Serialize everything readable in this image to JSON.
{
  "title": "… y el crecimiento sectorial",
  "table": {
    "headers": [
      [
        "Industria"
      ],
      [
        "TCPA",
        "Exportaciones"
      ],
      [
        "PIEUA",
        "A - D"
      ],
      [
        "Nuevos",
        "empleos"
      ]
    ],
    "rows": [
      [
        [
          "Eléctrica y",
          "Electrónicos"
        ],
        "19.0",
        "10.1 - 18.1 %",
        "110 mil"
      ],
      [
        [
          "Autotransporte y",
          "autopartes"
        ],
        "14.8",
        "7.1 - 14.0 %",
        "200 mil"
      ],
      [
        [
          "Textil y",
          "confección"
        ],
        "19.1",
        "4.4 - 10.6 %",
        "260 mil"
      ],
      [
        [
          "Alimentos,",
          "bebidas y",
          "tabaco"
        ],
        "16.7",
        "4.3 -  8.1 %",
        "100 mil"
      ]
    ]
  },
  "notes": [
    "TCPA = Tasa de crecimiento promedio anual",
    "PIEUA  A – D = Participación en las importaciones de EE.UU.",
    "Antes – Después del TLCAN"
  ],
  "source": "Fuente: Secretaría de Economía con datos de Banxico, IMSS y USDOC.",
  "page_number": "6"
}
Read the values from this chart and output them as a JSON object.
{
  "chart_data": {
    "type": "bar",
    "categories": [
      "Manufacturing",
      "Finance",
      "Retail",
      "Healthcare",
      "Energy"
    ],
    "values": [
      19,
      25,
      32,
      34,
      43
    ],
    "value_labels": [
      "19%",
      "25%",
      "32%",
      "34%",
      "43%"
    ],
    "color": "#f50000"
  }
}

TO DO
Reproduce the lines from the one containing "Read the values" to the end of the entries, keeping both ends and adding nothing.

RESPONSE FOR THIS EXERCISE
Read the values from this chart and output them as a JSON object.
{
  "chart_data": {
    "type": "bar",
    "categories": [
      "Manufacturing",
      "Finance",
      "Retail",
      "Healthcare",
      "Energy"
    ],
    "values": [
      19,
      25,
      32,
      34,
      43
    ],
    "value_labels": [
      "19%",
      "25%",
      "32%",
      "34%",
      "43%"
    ],
    "color": "#f50000"
  }
}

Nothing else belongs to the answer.